### Source material ###

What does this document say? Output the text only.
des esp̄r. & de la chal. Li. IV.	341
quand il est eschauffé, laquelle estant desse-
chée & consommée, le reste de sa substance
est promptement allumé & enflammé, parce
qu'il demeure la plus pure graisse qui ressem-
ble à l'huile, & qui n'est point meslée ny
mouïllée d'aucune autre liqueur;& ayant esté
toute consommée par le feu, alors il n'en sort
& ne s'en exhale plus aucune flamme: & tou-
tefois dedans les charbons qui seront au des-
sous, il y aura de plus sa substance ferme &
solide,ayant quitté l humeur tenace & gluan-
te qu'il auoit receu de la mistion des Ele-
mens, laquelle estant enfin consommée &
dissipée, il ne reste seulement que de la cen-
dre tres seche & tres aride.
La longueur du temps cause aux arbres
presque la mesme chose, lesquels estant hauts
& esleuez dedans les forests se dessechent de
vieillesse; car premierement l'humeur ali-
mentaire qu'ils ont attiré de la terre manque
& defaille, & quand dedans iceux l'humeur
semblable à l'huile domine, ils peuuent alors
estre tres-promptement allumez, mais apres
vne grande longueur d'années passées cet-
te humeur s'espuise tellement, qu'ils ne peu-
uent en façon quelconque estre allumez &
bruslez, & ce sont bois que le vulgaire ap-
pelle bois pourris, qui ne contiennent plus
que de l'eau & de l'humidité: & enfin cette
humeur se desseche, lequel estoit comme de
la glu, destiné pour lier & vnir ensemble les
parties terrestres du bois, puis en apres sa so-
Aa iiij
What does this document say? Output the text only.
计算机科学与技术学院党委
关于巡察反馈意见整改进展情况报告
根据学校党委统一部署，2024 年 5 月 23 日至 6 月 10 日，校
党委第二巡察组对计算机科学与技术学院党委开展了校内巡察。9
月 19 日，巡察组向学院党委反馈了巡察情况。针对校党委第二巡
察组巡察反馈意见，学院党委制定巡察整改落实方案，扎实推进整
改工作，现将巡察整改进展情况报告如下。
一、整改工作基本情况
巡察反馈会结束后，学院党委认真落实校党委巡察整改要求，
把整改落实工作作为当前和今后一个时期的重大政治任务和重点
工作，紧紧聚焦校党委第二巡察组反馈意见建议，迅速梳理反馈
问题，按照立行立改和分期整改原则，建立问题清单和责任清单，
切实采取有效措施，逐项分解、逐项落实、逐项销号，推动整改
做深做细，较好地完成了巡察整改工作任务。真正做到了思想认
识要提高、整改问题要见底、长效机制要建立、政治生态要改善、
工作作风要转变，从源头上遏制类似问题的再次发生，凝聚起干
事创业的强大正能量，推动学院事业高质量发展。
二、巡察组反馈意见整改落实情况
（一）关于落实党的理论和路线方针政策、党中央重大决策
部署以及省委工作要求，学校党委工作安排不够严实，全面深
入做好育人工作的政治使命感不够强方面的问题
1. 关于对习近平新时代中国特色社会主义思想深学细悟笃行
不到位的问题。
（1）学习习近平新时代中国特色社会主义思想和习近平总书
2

###

▸ **Problem to work on**
Count every line above that holds the word "promptement", and state the number and nothing more.

▸ **Answer**
2